"""

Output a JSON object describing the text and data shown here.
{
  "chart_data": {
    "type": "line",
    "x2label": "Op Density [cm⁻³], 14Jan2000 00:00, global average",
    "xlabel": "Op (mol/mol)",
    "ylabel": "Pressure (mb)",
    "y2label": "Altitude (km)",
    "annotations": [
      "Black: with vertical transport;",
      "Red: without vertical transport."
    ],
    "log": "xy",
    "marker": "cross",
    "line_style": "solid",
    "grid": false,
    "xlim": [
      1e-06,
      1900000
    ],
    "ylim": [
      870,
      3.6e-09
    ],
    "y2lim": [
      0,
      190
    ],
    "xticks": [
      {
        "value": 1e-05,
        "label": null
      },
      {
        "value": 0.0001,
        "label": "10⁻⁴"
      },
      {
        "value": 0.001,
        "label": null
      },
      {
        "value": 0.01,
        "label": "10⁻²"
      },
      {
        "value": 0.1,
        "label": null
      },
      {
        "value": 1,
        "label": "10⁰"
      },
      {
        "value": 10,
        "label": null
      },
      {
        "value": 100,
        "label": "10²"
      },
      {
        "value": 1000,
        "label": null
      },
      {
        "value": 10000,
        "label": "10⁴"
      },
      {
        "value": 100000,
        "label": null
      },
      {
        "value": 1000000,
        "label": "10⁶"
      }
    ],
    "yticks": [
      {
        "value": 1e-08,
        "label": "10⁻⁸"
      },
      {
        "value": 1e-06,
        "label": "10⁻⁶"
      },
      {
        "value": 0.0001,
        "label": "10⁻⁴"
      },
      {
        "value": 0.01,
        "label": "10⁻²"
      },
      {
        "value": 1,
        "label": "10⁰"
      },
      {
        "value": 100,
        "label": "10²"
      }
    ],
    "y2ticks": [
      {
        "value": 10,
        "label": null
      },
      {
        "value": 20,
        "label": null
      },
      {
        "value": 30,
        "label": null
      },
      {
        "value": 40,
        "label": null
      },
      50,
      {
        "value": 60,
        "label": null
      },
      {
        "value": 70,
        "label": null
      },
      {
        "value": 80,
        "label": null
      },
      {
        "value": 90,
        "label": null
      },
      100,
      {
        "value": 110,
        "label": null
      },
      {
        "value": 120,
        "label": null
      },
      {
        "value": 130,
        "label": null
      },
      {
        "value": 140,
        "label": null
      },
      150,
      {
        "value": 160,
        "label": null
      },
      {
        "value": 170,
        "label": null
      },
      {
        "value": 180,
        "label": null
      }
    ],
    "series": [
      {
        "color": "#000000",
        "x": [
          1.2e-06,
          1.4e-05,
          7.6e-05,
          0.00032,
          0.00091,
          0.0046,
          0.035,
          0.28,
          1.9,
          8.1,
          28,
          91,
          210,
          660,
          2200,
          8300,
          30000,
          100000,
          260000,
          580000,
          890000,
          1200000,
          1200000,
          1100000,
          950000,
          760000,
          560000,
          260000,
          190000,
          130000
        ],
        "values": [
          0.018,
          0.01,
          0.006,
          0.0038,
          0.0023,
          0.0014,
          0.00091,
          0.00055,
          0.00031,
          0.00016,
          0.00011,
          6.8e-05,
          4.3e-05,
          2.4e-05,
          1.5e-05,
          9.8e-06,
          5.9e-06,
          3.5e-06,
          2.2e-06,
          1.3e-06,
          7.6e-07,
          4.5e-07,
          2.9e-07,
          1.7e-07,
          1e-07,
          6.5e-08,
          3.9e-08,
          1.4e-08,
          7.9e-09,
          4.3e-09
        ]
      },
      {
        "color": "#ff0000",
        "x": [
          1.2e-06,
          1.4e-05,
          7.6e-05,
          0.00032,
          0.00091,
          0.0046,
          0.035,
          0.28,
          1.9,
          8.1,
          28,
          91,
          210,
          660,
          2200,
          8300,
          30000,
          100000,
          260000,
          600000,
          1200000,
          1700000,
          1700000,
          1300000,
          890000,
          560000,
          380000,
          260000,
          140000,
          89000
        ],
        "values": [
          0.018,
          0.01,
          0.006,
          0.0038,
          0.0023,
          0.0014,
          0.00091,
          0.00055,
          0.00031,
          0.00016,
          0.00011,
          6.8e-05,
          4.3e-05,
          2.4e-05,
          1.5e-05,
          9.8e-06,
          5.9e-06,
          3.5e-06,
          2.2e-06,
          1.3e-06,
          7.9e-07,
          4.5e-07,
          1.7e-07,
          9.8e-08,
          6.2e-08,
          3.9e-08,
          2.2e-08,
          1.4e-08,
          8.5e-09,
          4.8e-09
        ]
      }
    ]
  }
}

"""

Given task:
Each entry above is to be printed again exactly.

Solution to the problem:
Output a JSON object describing the text and data shown here.
{
  "chart_data": {
    "type": "line",
    "x2label": "Op Density [cm⁻³], 14Jan2000 00:00, global average",
    "xlabel": "Op (mol/mol)",
    "ylabel": "Pressure (mb)",
    "y2label": "Altitude (km)",
    "annotations": [
      "Black: with vertical transport;",
      "Red: without vertical transport."
    ],
    "log": "xy",
    "marker": "cross",
    "line_style": "solid",
    "grid": false,
    "xlim": [
      1e-06,
      1900000
    ],
    "ylim": [
      870,
      3.6e-09
    ],
    "y2lim": [
      0,
      190
    ],
    "xticks": [
      {
        "value": 1e-05,
        "label": null
      },
      {
        "value": 0.0001,
        "label": "10⁻⁴"
      },
      {
        "value": 0.001,
        "label": null
      },
      {
        "value": 0.01,
        "label": "10⁻²"
      },
      {
        "value": 0.1,
        "label": null
      },
      {
        "value": 1,
        "label": "10⁰"
      },
      {
        "value": 10,
        "label": null
      },
      {
        "value": 100,
        "label": "10²"
      },
      {
        "value": 1000,
        "label": null
      },
      {
        "value": 10000,
        "label": "10⁴"
      },
      {
        "value": 100000,
        "label": null
      },
      {
        "value": 1000000,
        "label": "10⁶"
      }
    ],
    "yticks": [
      {
        "value": 1e-08,
        "label": "10⁻⁸"
      },
      {
        "value": 1e-06,
        "label": "10⁻⁶"
      },
      {
        "value": 0.0001,
        "label": "10⁻⁴"
      },
      {
        "value": 0.01,
        "label": "10⁻²"
      },
      {
        "value": 1,
        "label": "10⁰"
      },
      {
        "value": 100,
        "label": "10²"
      }
    ],
    "y2ticks": [
      {
        "value": 10,
        "label": null
      },
      {
        "value": 20,
        "label": null
      },
      {
        "value": 30,
        "label": null
      },
      {
        "value": 40,
        "label": null
      },
      50,
      {
        "value": 60,
        "label": null
      },
      {
        "value": 70,
        "label": null
      },
      {
        "value": 80,
        "label": null
      },
      {
        "value": 90,
        "label": null
      },
      100,
      {
        "value": 110,
        "label": null
      },
      {
        "value": 120,
        "label": null
      },
      {
        "value": 130,
        "label": null
      },
      {
        "value": 140,
        "label": null
      },
      150,
      {
        "value": 160,
        "label": null
      },
      {
        "value": 170,
        "label": null
      },
      {
        "value": 180,
        "label": null
      }
    ],
    "series": [
      {
        "color": "#000000",
        "x": [
          1.2e-06,
          1.4e-05,
          7.6e-05,
          0.00032,
          0.00091,
          0.0046,
          0.035,
          0.28,
          1.9,
          8.1,
          28,
          91,
          210,
          660,
          2200,
          8300,
          30000,
          100000,
          260000,
          580000,
          890000,
          1200000,
          1200000,
          1100000,
          950000,
          760000,
          560000,
          260000,
          190000,
          130000
        ],
        "values": [
          0.018,
          0.01,
          0.006,
          0.0038,
          0.0023,
          0.0014,
          0.00091,
          0.00055,
          0.00031,
          0.00016,
          0.00011,
          6.8e-05,
          4.3e-05,
          2.4e-05,
          1.5e-05,
          9.8e-06,
          5.9e-06,
          3.5e-06,
          2.2e-06,
          1.3e-06,
          7.6e-07,
          4.5e-07,
          2.9e-07,
          1.7e-07,
          1e-07,
          6.5e-08,
          3.9e-08,
          1.4e-08,
          7.9e-09,
          4.3e-09
        ]
      },
      {
        "color": "#ff0000",
        "x": [
          1.2e-06,
          1.4e-05,
          7.6e-05,
          0.00032,
          0.00091,
          0.0046,
          0.035,
          0.28,
          1.9,
          8.1,
          28,
          91,
          210,
          660,
          2200,
          8300,
          30000,
          100000,
          260000,
          600000,
          1200000,
          1700000,
          1700000,
          1300000,
          890000,
          560000,
          380000,
          260000,
          140000,
          89000
        ],
        "values": [
          0.018,
          0.01,
          0.006,
          0.0038,
          0.0023,
          0.0014,
          0.00091,
          0.00055,
          0.00031,
          0.00016,
          0.00011,
          6.8e-05,
          4.3e-05,
          2.4e-05,
          1.5e-05,
          9.8e-06,
          5.9e-06,
          3.5e-06,
          2.2e-06,
          1.3e-06,
          7.9e-07,
          4.5e-07,
          1.7e-07,
          9.8e-08,
          6.2e-08,
          3.9e-08,
          2.2e-08,
          1.4e-08,
          8.5e-09,
          4.8e-09
        ]
      }
    ]
  }
}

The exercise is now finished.